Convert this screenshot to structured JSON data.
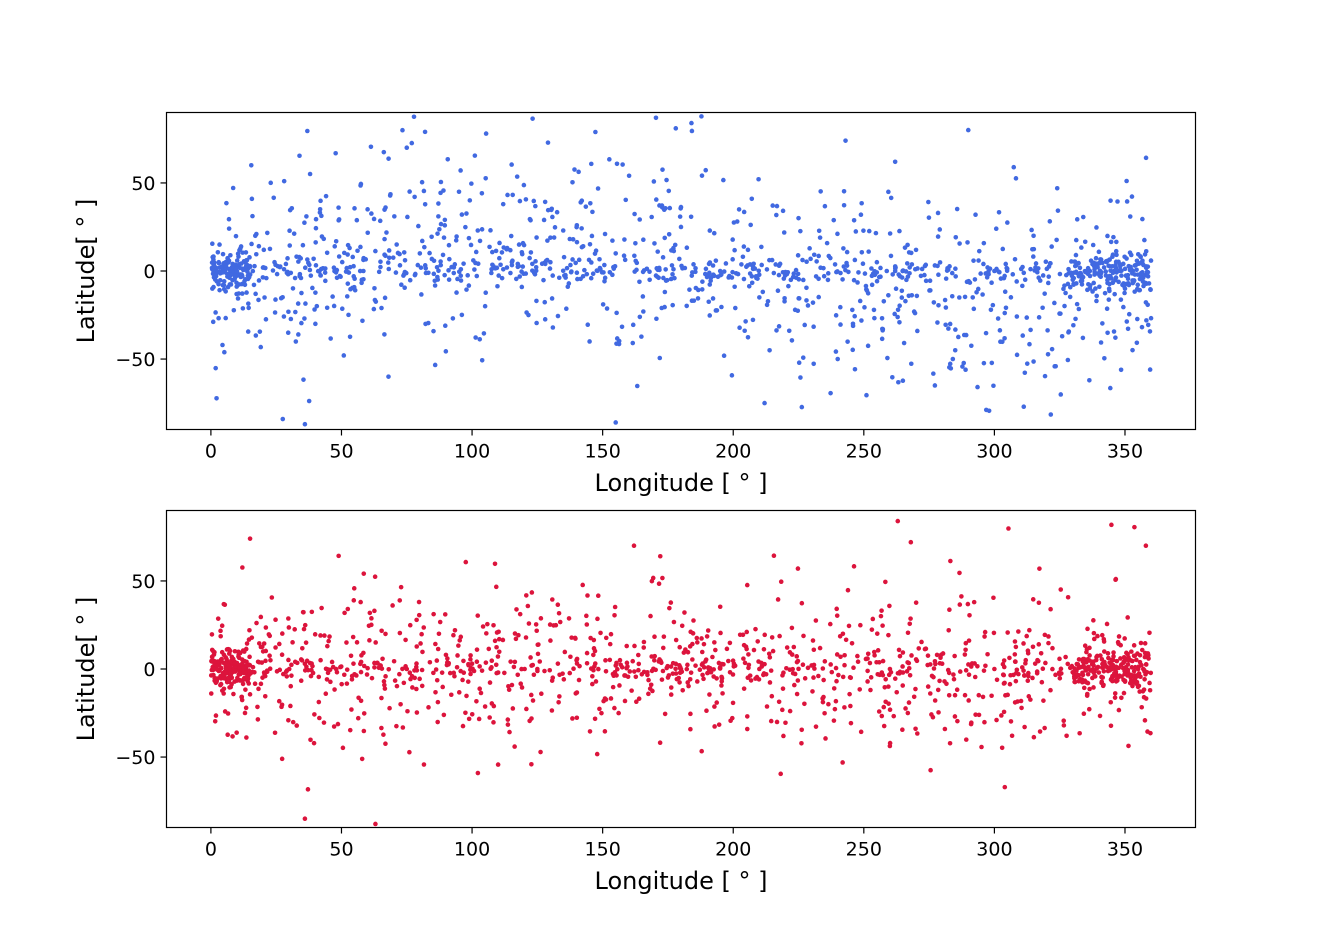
{
  "chart_data": [
    {
      "type": "scatter",
      "title": "",
      "xlabel": "Longitude [$^\\circ$]",
      "xlabel_display": "Longitude [ ° ]",
      "ylabel": "Latitude[$^\\circ$]",
      "ylabel_display": "Latitude[ ° ]",
      "xlim": [
        -17,
        377
      ],
      "ylim": [
        -90,
        90
      ],
      "xticks": [
        0,
        50,
        100,
        150,
        200,
        250,
        300,
        350
      ],
      "yticks": [
        -50,
        0,
        50
      ],
      "xtick_labels": [
        "0",
        "50",
        "100",
        "150",
        "200",
        "250",
        "300",
        "350"
      ],
      "ytick_labels": [
        "−50",
        "0",
        "50"
      ],
      "grid": false,
      "legend": "none",
      "color": "#4169e1",
      "points_shown": "approx. 1500",
      "series": [
        {
          "x": [
            1,
            3,
            5,
            8,
            12,
            17,
            28,
            40,
            52,
            60,
            68,
            80,
            95,
            105,
            118,
            130,
            145,
            155,
            168,
            180,
            195,
            210,
            225,
            240,
            255,
            262,
            270,
            285,
            300,
            315,
            330,
            342,
            350,
            356,
            178,
            184,
            82,
            290,
            243,
            36,
            155,
            75,
            212,
            262
          ],
          "y": [
            0,
            5,
            -8,
            2,
            -3,
            20,
            1,
            -30,
            0,
            35,
            -60,
            10,
            45,
            -20,
            15,
            5,
            -40,
            10,
            -5,
            25,
            0,
            -15,
            30,
            -50,
            5,
            0,
            12,
            -45,
            0,
            20,
            -5,
            2,
            -10,
            8,
            81,
            84,
            79,
            80,
            74,
            -87,
            -86,
            70,
            -75,
            62
          ]
        }
      ]
    },
    {
      "type": "scatter",
      "title": "",
      "xlabel": "Longitude [$^\\circ$]",
      "xlabel_display": "Longitude [ ° ]",
      "ylabel": "Latitude[$^\\circ$]",
      "ylabel_display": "Latitude[ ° ]",
      "xlim": [
        -17,
        377
      ],
      "ylim": [
        -90,
        90
      ],
      "xticks": [
        0,
        50,
        100,
        150,
        200,
        250,
        300,
        350
      ],
      "yticks": [
        -50,
        0,
        50
      ],
      "xtick_labels": [
        "0",
        "50",
        "100",
        "150",
        "200",
        "250",
        "300",
        "350"
      ],
      "ytick_labels": [
        "−50",
        "0",
        "50"
      ],
      "grid": false,
      "legend": "none",
      "color": "#dc143c",
      "points_shown": "approx. 1500",
      "series": [
        {
          "x": [
            1,
            3,
            5,
            8,
            12,
            20,
            30,
            42,
            55,
            65,
            75,
            90,
            100,
            110,
            125,
            140,
            155,
            165,
            180,
            195,
            210,
            230,
            245,
            260,
            265,
            280,
            300,
            312,
            325,
            338,
            345,
            352,
            357,
            263,
            268,
            63,
            36,
            15,
            162,
            358
          ],
          "y": [
            0,
            2,
            8,
            -5,
            3,
            10,
            0,
            5,
            -3,
            2,
            0,
            8,
            3,
            -2,
            0,
            5,
            2,
            -3,
            0,
            1,
            0,
            2,
            -5,
            0,
            -2,
            3,
            0,
            5,
            -3,
            2,
            0,
            -8,
            0,
            84,
            72,
            -88,
            -85,
            74,
            70,
            70
          ]
        }
      ]
    }
  ]
}
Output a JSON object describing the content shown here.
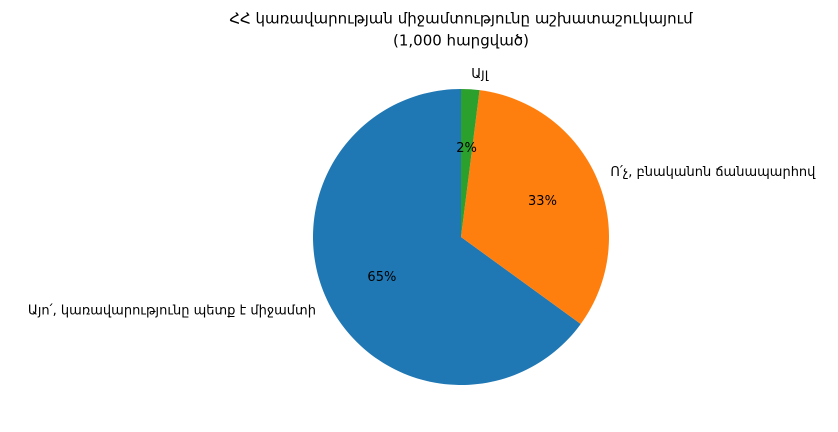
{
  "chart_data": {
    "type": "pie",
    "title": "ՀՀ կառավարության միջամտությունը աշխատաշուկայում",
    "subtitle": "(1,000 հարցված)",
    "categories": [
      "Այո՛, կառավարությունը պետք է միջամտի",
      "Ո՛չ, բնականոն ճանապարհով",
      "Այլ"
    ],
    "values": [
      65,
      33,
      2
    ],
    "value_labels": [
      "65%",
      "33%",
      "2%"
    ],
    "colors": [
      "#1f77b4",
      "#ff7f0e",
      "#2ca02c"
    ]
  }
}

====

** Direction **
None of the pictures should appear; repeat the records exactly otherwise.

** Solution **
Convert this screenshot to structured JSON data.
{
  "chart_data": [
    {
      "type": "scatter",
      "title": "",
      "xlabel": "Longitude [$^\\circ$]",
      "xlabel_display": "Longitude [ ° ]",
      "ylabel": "Latitude[$^\\circ$]",
      "ylabel_display": "Latitude[ ° ]",
      "xlim": [
        -17,
        377
      ],
      "ylim": [
        -90,
        90
      ],
      "xticks": [
        0,
        50,
        100,
        150,
        200,
        250,
        300,
        350
      ],
      "yticks": [
        -50,
        0,
        50
      ],
      "xtick_labels": [
        "0",
        "50",
        "100",
        "150",
        "200",
        "250",
        "300",
        "350"
      ],
      "ytick_labels": [
        "−50",
        "0",
        "50"
      ],
      "grid": false,
      "legend": "none",
      "color": "#4169e1",
      "points_shown": "approx. 1500",
      "series": [
        {
          "x": [
            1,
            3,
            5,
            8,
            12,
            17,
            28,
            40,
            52,
            60,
            68,
            80,
            95,
            105,
            118,
            130,
            145,
            155,
            168,
            180,
            195,
            210,
            225,
            240,
            255,
            262,
            270,
            285,
            300,
            315,
            330,
            342,
            350,
            356,
            178,
            184,
            82,
            290,
            243,
            36,
            155,
            75,
            212,
            262
          ],
          "y": [
            0,
            5,
            -8,
            2,
            -3,
            20,
            1,
            -30,
            0,
            35,
            -60,
            10,
            45,
            -20,
            15,
            5,
            -40,
            10,
            -5,
            25,
            0,
            -15,
            30,
            -50,
            5,
            0,
            12,
            -45,
            0,
            20,
            -5,
            2,
            -10,
            8,
            81,
            84,
            79,
            80,
            74,
            -87,
            -86,
            70,
            -75,
            62
          ]
        }
      ]
    },
    {
      "type": "scatter",
      "title": "",
      "xlabel": "Longitude [$^\\circ$]",
      "xlabel_display": "Longitude [ ° ]",
      "ylabel": "Latitude[$^\\circ$]",
      "ylabel_display": "Latitude[ ° ]",
      "xlim": [
        -17,
        377
      ],
      "ylim": [
        -90,
        90
      ],
      "xticks": [
        0,
        50,
        100,
        150,
        200,
        250,
        300,
        350
      ],
      "yticks": [
        -50,
        0,
        50
      ],
      "xtick_labels": [
        "0",
        "50",
        "100",
        "150",
        "200",
        "250",
        "300",
        "350"
      ],
      "ytick_labels": [
        "−50",
        "0",
        "50"
      ],
      "grid": false,
      "legend": "none",
      "color": "#dc143c",
      "points_shown": "approx. 1500",
      "series": [
        {
          "x": [
            1,
            3,
            5,
            8,
            12,
            20,
            30,
            42,
            55,
            65,
            75,
            90,
            100,
            110,
            125,
            140,
            155,
            165,
            180,
            195,
            210,
            230,
            245,
            260,
            265,
            280,
            300,
            312,
            325,
            338,
            345,
            352,
            357,
            263,
            268,
            63,
            36,
            15,
            162,
            358
          ],
          "y": [
            0,
            2,
            8,
            -5,
            3,
            10,
            0,
            5,
            -3,
            2,
            0,
            8,
            3,
            -2,
            0,
            5,
            2,
            -3,
            0,
            1,
            0,
            2,
            -5,
            0,
            -2,
            3,
            0,
            5,
            -3,
            2,
            0,
            -8,
            0,
            84,
            72,
            -88,
            -85,
            74,
            70,
            70
          ]
        }
      ]
    }
  ]
}
Output a JSON object describing the content shown here.
{
  "chart_data": {
    "type": "pie",
    "title": "ՀՀ կառավարության միջամտությունը աշխատաշուկայում",
    "subtitle": "(1,000 հարցված)",
    "categories": [
      "Այո՛, կառավարությունը պետք է միջամտի",
      "Ո՛չ, բնականոն ճանապարհով",
      "Այլ"
    ],
    "values": [
      65,
      33,
      2
    ],
    "value_labels": [
      "65%",
      "33%",
      "2%"
    ],
    "colors": [
      "#1f77b4",
      "#ff7f0e",
      "#2ca02c"
    ]
  }
}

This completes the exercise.